--- Start of Records for this exercise ---
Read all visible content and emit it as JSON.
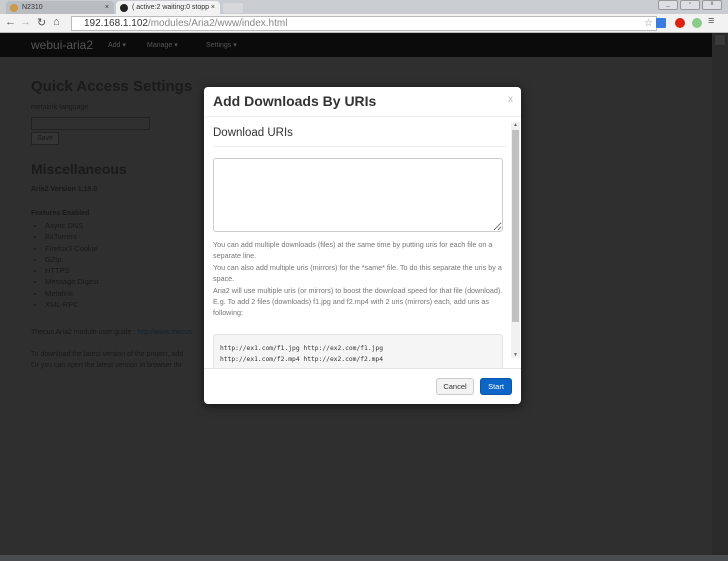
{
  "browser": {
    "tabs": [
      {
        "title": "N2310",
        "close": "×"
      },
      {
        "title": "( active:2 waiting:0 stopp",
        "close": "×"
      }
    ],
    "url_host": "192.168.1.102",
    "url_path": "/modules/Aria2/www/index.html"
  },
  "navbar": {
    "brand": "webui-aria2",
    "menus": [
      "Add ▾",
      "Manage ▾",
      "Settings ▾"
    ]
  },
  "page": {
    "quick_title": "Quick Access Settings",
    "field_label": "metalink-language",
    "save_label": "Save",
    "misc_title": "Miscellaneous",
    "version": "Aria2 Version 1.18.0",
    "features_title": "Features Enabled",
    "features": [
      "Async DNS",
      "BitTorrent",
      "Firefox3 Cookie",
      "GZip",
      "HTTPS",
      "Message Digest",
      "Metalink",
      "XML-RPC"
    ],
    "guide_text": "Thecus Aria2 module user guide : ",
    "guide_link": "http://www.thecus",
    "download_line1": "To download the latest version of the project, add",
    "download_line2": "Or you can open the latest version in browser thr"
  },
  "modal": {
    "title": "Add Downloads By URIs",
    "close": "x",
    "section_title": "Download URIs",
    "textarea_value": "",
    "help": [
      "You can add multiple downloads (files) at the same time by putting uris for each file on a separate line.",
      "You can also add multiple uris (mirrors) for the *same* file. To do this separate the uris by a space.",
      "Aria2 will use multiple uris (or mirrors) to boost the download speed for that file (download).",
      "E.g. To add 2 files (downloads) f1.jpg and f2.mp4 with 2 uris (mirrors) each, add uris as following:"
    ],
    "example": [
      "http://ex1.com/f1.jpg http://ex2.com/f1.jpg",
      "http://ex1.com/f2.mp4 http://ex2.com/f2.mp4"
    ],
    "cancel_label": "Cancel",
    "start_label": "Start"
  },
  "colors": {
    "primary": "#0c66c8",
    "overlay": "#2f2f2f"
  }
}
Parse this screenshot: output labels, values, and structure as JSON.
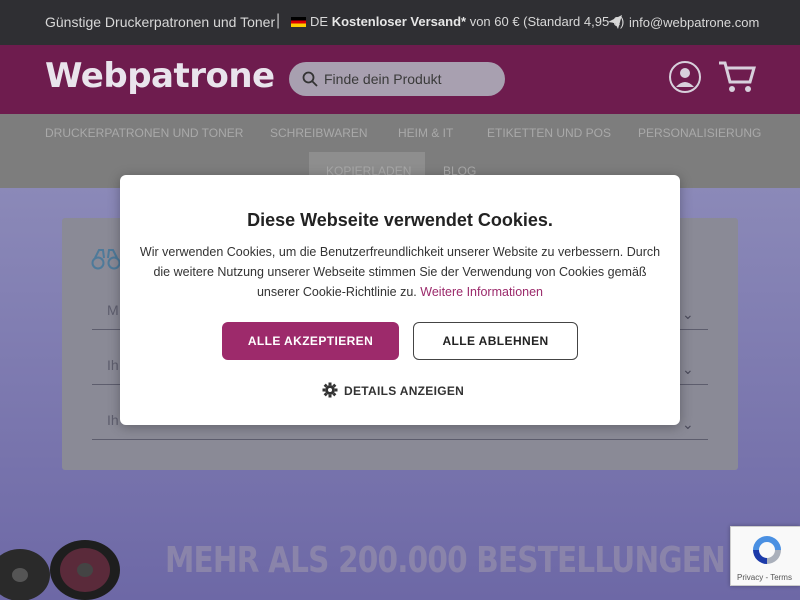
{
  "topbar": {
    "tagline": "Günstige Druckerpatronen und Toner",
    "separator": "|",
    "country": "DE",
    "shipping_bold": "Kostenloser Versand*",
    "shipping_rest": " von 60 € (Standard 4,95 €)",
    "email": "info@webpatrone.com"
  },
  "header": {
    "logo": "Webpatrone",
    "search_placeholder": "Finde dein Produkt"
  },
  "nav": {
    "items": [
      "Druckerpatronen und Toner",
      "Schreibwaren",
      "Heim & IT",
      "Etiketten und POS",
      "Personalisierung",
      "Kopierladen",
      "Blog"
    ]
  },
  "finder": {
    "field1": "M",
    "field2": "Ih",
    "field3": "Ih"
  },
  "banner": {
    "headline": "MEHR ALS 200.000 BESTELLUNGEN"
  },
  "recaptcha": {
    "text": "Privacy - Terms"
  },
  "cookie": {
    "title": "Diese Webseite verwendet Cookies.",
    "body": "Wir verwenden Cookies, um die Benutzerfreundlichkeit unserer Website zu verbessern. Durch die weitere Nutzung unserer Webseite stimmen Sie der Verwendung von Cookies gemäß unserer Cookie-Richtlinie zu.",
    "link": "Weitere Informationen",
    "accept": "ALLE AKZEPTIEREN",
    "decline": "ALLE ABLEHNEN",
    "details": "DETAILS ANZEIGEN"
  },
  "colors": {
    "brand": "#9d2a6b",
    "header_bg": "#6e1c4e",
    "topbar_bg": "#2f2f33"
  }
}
--- End of Records for this exercise ---
#### Task brief
How many lines of these entries contain the string "ALLE"? Reply with the number alone.

#### Expected answer
2